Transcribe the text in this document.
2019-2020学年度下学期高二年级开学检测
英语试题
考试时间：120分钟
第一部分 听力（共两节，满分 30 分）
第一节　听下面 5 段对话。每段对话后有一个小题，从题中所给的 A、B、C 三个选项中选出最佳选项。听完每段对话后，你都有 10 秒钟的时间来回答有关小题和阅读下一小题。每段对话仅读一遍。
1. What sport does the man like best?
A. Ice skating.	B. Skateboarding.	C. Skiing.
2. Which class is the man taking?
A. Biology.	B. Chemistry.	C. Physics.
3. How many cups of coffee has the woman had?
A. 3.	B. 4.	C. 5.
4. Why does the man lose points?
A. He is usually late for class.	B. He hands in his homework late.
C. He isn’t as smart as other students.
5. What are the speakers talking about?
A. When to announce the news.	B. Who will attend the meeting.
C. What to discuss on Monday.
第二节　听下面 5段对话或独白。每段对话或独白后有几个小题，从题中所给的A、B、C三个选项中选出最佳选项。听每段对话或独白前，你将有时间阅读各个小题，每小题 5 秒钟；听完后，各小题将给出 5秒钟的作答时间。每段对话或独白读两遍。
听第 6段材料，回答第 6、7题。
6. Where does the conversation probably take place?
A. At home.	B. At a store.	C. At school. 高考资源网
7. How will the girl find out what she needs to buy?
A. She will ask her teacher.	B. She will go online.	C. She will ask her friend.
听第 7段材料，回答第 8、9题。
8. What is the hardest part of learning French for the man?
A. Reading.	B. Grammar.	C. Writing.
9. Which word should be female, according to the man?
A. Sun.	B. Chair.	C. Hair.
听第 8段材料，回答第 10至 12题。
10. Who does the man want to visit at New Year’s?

----

→ **The problem**
A line counts if it holds the word "class". Work out how many lines in the listing count, and give only that number.

→ **Final result**
2